» **EXERCISE GOAL**
Lines holding the string "Brake" are the ones to copy; find them all in the data.

» **WORKING DATA**
----
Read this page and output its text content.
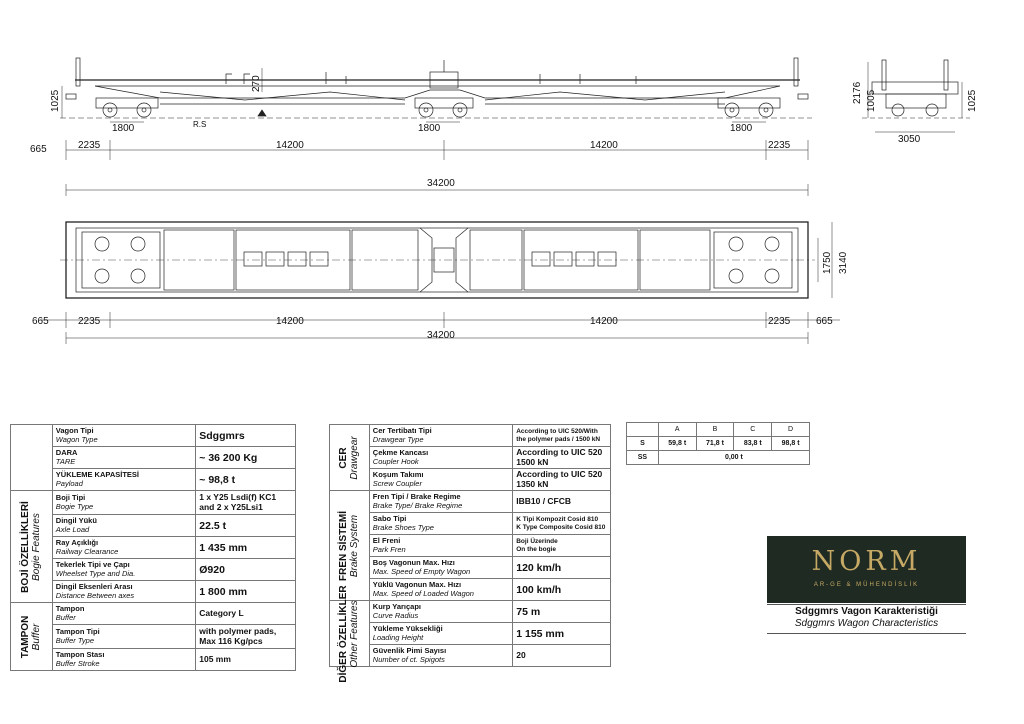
665	2235	14200	14200	2235
34200
1025
270
1800	1800	1800
R.S
2176 1005	1025
3050
665	2235	14200	14200	2235	665
34200
1750 3140

	Vagon Tipi
Wagon Type	Sdggmrs

	DARA
TARE	~ 36 200 Kg

	YÜKLEME KAPASİTESİ
Payload	~ 98,8 t

BOJİ ÖZELLİKLERİ Bogie Features	Boji Tipi
Bogie Type	1 x Y25 Lsdi(f) KC1
and 2 x Y25Lsi1

	Dingil Yükü
Axle Load	22.5 t

	Ray Açıklığı
Railway Clearance	1 435 mm

	Tekerlek Tipi ve Çapı
Wheelset Type and Dia.	Ø920

	Dingil Eksenleri Arası
Distance Between axes	1 800 mm

TAMPON Buffer	Tampon
Buffer	Category L

	Tampon Tipi
Buffer Type	with polymer pads,
Max 116 Kg/pcs

	Tampon Stası
Buffer Stroke	105 mm
CER Drawgear	Cer Tertibatı Tipi
Drawgear Type	According to UIC 520/With
the polymer pads / 1500 kN

	Çekme Kancası
Coupler Hook	According to UIC 520
1500 kN

	Koşum Takımı
Screw Coupler	According to UIC 520
1350 kN

FREN SİSTEMİ Brake System	Fren Tipi / Brake Regime
Brake Type/ Brake Regime	IBB10 / CFCB

	Sabo Tipi
Brake Shoes Type	K Tipi Kompozit Cosid 810
K Type Composite Cosid 810

	El Freni
Park Fren	Boji Üzerinde
On the bogie

	Boş Vagonun Max. Hızı
Max. Speed of Empty Wagon	120 km/h

	Yüklü Vagonun Max. Hızı
Max. Speed of Loaded Wagon	100 km/h

DİĞER ÖZELLİKLER Other Features	Kurp Yarıçapı
Curve Radius	75 m

	Yükleme Yüksekliği
Loading Height	1 155 mm

	Güvenlik Pimi Sayısı
Number of ct. Spigots	20
	A	B	C	D
S	59,8 t	71,8 t	83,8 t	98,8 t
SS	0,00 t			
NORM
AR-GE & MÜHENDİSLİK
Sdggmrs Vagon Karakteristiği
Sdggmrs Wagon Characteristics
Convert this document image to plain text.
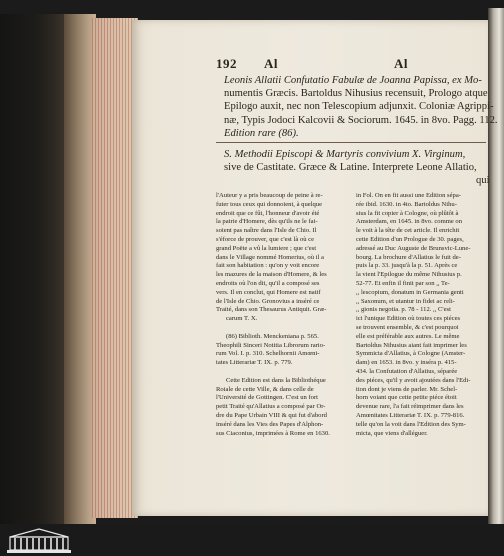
192 Al	Al
Leonis Allatii Confutatio Fabulæ de Joanna Papissa, ex Mo-
numentis Græcis. Bartoldus Nihusius recensuit, Prologo atque
Epilogo auxit, nec non Telescopium adjunxit. Coloniæ Agrippi-
næ, Typis Jodoci Kalcovii & Sociorum. 1645. in 8vo. Pagg. 112.
Edition rare (86).
S. Methodii Episcopi & Martyris convivium X. Virginum,
sive de Castitate. Græce & Latine. Interprete Leone Allatio,
qui
l'Auteur y a pris beaucoup de peine à re-
futer tous ceux qui donnoient, à quelque
endroit que ce fût, l'honneur d'avoir été
la patrie d'Homere, dès qu'ils ne le fai-
soient pas naître dans l'Isle de Chio. Il
s'éforce de prouver, que c'est là où ce
grand Poëte a vû la lumiere ; que c'est
dans le Village nommé Homerius, où il a
fait son habitation : qu'on y voit encore
les mazures de la maison d'Homere, & les
endroits où l'on dit, qu'il a composé ses
vers. Il en conclut, qui Homere est natif
de l'Isle de Chio. Gronovius a inséré ce
Traité, dans son Thesaurus Antiquit. Græ-
carum T. X.
(86) Biblioth. Menckeniana p. 565.
Theophili Sinceri Notitia Librorum rario-
rum Vol. I. p. 310. Schelhornii Amœni-
tates Litterariæ T. IX. p. 779.
Cette Edition est dans la Bibliothéque
Roiale de cette Ville, & dans celle de
l'Université de Gottingen. C'est un fort
petit Traité qu'Allatius a composé par Or-
dre du Pape Urbain VIII & qui fut d'abord
inséré dans les Vies des Papes d'Alphon-
sus Ciaconius, imprimées à Rome en 1630.
in Fol. On en fit aussi une Edition sépa-
rée ibid. 1630. in 4to. Bartoldus Nihu-
sius la fit copier à Cologne, où plûtôt à
Amsterdam, en 1645. in 8vo. comme on
le voit à la tête de cet article. Il enrichit
cette Edition d'un Prologue de 30. pages,
adressé au Duc Auguste de Brunsvic-Lune-
bourg. La brochure d'Allatius le fuit de-
puis la p. 33. jusqu'à la p. 51. Après ce
la vient l'Epilogue du même Nihusius p.
52-77. Et enfin il finit par son ,, Te-
,, lescopium, donatum in Germania genti
,, Saxonum, et utantur in fidei ac reli-
,, gionis negotia. p. 78 - 112. ,, C'est
ici l'unique Edition où toutes ces piéces
se trouvent ensemble, & c'est pourquoi
elle est préférable aux autres. Le même
Bartoldus Nihusius aiant fait imprimer les
Symmicta d'Allatius, à Cologne (Amster-
dam) en 1653. in 8vo. y inséra p. 415-
434. la Confutation d'Allatius, séparée
des piéces, qu'il y avoit ajoutées dans l'Edi-
tion dont je viens de parler. Mr. Schel-
horn voiant que cette petite piéce étoit
devenue rare, l'a fait réimprimer dans les
Amœnitates Litterariæ T. IX. p. 779-816.
telle qu'on la voit dans l'Edition des Sym-
micta, que viens d'alléguer.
----
» **SOLVED PROBLEM**
FREN SİSTEMİ Brake System	Fren Tipi / Brake Regime
Brake Type/ Brake Regime	IBB10 / CFCB
Brake Shoes Type	K Tipi Kompozit Cosid 810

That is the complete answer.